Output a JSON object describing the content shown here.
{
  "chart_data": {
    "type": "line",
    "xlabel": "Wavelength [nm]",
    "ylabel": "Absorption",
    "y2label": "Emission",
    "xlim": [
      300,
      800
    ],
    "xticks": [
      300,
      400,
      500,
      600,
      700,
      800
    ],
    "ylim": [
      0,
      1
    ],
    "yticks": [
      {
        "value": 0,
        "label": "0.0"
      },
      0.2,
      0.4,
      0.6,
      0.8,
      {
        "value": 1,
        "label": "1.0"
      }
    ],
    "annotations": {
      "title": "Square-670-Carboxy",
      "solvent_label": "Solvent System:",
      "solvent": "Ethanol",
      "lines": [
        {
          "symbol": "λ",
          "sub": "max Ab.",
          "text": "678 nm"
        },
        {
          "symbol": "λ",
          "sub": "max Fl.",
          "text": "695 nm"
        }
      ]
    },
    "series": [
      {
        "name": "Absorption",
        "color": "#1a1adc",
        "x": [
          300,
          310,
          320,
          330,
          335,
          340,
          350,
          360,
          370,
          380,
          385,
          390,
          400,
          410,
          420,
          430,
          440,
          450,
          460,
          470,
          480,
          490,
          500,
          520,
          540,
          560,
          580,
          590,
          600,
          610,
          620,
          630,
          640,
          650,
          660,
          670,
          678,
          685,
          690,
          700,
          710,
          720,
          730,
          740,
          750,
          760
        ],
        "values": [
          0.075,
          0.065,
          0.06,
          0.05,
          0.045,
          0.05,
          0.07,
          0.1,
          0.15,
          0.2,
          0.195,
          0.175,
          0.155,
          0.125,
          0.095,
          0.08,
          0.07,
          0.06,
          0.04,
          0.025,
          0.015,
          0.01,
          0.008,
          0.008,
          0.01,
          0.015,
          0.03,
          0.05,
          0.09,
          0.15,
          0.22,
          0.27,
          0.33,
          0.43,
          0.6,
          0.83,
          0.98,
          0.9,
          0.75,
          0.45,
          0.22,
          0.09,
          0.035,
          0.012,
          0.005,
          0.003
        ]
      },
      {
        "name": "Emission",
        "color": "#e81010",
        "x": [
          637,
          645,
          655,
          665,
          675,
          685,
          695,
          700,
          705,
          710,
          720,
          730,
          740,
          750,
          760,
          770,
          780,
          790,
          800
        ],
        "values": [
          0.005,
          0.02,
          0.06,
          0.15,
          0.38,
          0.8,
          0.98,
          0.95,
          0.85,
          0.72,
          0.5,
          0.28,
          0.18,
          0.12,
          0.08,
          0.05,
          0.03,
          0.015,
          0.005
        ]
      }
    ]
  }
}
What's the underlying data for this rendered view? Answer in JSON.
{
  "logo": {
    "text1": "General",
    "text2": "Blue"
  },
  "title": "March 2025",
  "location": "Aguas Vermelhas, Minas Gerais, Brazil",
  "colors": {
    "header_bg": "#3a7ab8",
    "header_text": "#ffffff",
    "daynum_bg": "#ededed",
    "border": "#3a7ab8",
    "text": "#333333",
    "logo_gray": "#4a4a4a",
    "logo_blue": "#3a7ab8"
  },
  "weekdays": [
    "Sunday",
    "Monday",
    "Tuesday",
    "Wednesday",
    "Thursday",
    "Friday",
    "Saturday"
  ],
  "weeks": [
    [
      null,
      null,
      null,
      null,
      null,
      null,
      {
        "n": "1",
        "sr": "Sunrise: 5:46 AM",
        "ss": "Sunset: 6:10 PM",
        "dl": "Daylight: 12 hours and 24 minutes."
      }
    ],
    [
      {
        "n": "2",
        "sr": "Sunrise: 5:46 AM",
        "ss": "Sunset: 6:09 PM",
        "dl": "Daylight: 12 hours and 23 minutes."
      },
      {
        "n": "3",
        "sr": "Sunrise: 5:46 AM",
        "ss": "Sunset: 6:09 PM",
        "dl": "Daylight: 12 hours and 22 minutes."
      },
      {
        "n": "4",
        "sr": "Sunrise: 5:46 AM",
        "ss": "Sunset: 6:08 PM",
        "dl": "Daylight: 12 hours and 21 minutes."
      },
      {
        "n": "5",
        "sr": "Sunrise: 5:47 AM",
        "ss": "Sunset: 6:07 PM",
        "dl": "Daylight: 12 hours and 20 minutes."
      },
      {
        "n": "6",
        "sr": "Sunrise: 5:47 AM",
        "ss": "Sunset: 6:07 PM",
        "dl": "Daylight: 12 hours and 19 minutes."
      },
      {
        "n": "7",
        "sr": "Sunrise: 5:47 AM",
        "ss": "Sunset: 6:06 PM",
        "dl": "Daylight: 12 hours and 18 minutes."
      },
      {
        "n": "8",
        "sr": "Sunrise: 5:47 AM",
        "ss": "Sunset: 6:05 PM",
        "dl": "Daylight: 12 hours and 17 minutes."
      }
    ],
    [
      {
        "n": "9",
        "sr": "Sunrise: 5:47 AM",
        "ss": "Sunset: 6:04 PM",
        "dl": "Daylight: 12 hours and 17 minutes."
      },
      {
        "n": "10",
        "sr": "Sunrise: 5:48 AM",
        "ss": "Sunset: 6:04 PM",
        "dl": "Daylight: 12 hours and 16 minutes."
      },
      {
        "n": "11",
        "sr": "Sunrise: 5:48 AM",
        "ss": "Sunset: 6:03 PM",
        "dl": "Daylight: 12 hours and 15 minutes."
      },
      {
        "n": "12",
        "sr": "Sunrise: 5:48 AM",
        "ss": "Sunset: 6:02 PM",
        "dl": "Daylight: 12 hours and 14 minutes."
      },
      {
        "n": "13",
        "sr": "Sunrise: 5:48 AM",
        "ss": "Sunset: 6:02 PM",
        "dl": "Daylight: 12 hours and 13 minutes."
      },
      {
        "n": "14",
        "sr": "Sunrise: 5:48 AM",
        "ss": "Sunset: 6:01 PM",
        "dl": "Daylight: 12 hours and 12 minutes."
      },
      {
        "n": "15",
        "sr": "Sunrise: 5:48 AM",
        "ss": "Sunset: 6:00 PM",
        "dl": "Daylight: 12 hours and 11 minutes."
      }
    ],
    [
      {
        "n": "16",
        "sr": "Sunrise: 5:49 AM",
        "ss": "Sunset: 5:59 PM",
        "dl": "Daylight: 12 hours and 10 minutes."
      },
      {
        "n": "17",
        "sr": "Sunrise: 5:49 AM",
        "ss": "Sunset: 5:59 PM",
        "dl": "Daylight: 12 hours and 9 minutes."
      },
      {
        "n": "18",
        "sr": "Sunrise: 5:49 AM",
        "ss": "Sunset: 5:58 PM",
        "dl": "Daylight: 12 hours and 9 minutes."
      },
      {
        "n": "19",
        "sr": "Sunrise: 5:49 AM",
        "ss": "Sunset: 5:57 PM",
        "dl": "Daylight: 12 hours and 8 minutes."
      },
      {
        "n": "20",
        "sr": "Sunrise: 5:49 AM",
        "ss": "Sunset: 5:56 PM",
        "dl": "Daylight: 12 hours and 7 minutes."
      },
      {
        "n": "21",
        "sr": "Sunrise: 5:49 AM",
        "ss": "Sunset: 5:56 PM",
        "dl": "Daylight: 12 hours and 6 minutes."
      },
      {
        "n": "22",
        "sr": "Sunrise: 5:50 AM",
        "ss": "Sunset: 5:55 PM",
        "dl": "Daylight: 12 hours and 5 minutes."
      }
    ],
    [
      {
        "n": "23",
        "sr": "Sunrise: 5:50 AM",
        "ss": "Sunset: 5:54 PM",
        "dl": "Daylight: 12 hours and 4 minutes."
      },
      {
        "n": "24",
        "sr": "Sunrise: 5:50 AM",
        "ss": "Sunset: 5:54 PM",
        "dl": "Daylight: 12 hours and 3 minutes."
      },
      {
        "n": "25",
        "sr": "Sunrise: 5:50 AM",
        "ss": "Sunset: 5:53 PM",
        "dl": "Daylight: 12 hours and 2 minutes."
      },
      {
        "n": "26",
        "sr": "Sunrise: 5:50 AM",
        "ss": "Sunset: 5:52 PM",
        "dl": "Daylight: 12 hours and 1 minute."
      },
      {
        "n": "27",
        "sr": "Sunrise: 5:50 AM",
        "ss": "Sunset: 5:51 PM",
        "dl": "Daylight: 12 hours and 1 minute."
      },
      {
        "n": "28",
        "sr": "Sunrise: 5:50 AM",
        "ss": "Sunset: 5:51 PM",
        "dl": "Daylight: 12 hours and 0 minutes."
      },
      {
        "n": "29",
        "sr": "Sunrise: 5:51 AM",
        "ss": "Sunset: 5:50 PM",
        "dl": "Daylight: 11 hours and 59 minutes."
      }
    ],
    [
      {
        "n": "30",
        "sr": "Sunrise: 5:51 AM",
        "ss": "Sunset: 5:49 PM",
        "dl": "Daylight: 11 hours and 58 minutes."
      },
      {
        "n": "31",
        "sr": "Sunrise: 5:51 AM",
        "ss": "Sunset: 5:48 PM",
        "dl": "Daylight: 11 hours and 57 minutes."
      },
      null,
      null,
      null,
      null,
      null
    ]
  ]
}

Task requirements: Pick out the lines above that hold the string "JSON" and show them.

Output for this task:
Output a JSON object describing the content shown here.
What's the underlying data for this rendered view? Answer in JSON.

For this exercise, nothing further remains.